* Start Data for the task *

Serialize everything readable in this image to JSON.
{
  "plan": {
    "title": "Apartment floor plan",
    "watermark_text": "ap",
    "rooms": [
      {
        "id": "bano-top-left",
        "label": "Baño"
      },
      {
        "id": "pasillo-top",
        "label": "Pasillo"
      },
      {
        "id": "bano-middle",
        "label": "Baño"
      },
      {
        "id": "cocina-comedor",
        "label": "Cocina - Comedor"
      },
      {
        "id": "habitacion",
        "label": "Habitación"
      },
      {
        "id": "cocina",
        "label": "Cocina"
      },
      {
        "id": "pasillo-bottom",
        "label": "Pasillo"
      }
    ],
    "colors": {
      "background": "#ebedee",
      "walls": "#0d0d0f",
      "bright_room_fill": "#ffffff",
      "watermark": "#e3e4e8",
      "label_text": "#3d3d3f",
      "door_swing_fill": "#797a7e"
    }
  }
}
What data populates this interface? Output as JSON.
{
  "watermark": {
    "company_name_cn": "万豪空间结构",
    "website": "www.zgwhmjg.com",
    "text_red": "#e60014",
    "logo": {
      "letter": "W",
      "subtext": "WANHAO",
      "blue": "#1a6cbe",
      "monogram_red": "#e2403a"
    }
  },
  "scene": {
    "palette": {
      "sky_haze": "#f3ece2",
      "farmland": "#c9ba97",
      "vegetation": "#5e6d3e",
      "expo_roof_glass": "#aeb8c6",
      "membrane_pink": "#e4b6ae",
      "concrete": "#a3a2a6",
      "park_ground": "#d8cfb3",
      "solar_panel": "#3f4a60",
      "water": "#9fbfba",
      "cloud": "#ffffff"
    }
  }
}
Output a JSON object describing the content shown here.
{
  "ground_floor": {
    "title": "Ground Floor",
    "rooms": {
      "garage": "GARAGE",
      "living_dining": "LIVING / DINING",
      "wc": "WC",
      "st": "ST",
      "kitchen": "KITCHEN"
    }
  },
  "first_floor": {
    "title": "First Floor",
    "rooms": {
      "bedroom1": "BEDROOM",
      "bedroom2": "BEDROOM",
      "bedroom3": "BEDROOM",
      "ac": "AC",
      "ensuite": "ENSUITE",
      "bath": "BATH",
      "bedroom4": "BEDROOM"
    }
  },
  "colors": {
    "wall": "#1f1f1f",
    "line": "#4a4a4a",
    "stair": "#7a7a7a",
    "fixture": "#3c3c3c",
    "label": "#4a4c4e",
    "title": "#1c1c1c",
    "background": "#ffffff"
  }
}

* End Data for the task *

Do this: Using the listing above, locate the lines that hold "title" and copy each one.

Complete output:
    "title": "Apartment floor plan",
    "title": "Ground Floor",
    "title": "First Floor",
    "title": "#1c1c1c",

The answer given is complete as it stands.